### [SHORT EXERCISE]
Go through the records below line by line, counting those that contain the word "text"; answer with the count only.

+++ MATERIAL FOR THE TASK +++

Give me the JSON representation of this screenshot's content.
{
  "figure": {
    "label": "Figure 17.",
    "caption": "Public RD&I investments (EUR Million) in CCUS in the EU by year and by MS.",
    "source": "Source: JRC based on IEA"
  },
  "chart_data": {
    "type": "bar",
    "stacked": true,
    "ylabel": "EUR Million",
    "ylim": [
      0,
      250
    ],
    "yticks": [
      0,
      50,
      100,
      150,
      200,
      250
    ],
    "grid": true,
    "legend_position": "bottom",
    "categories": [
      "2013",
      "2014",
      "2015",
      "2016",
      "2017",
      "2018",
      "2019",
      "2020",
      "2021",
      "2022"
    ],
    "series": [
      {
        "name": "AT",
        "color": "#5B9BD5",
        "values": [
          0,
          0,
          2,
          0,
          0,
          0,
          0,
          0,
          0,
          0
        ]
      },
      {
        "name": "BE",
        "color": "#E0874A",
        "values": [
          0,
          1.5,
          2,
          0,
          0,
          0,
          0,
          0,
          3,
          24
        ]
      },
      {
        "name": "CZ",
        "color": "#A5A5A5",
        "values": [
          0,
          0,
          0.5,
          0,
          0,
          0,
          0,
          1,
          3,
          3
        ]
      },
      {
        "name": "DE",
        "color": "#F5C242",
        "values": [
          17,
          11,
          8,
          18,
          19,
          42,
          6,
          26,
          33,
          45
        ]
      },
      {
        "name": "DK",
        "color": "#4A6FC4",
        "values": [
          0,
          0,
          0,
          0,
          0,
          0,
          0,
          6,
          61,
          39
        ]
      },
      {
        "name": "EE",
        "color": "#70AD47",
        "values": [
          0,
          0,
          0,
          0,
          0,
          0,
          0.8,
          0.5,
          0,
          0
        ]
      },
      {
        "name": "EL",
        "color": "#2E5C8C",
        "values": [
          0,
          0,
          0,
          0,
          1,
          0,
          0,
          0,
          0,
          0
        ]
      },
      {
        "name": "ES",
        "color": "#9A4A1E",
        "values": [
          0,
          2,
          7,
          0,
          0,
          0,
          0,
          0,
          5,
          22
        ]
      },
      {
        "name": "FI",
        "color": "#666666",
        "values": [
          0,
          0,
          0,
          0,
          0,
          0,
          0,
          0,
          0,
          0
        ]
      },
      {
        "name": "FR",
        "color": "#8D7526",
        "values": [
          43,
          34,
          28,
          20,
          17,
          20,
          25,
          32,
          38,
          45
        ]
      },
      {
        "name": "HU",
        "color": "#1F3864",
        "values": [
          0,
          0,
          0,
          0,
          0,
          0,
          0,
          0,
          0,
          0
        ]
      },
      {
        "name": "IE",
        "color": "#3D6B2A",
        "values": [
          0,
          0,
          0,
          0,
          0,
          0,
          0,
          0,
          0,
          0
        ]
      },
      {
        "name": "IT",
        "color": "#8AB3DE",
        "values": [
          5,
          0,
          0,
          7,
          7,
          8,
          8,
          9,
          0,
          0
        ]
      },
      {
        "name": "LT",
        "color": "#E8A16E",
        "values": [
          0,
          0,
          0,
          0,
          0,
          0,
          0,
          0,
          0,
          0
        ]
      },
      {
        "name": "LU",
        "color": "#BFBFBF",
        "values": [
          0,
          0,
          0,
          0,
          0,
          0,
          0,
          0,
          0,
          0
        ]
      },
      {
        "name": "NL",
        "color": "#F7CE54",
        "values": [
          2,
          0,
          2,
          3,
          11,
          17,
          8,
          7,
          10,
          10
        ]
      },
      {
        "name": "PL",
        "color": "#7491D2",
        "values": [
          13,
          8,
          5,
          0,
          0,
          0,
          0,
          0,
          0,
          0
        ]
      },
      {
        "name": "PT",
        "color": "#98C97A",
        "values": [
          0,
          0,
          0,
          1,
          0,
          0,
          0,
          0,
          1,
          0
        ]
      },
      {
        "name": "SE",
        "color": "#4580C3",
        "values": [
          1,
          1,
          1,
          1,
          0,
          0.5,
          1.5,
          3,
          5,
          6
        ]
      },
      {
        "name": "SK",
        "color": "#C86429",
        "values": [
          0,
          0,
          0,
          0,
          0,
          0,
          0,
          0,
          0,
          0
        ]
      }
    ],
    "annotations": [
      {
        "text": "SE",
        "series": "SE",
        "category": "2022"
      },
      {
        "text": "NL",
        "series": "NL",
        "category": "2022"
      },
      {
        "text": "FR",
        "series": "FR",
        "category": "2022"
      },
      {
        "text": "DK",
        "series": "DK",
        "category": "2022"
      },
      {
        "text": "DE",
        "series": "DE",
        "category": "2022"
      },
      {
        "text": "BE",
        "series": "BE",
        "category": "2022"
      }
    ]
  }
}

+++

### [OUTPUT FOR THIS TASK]
6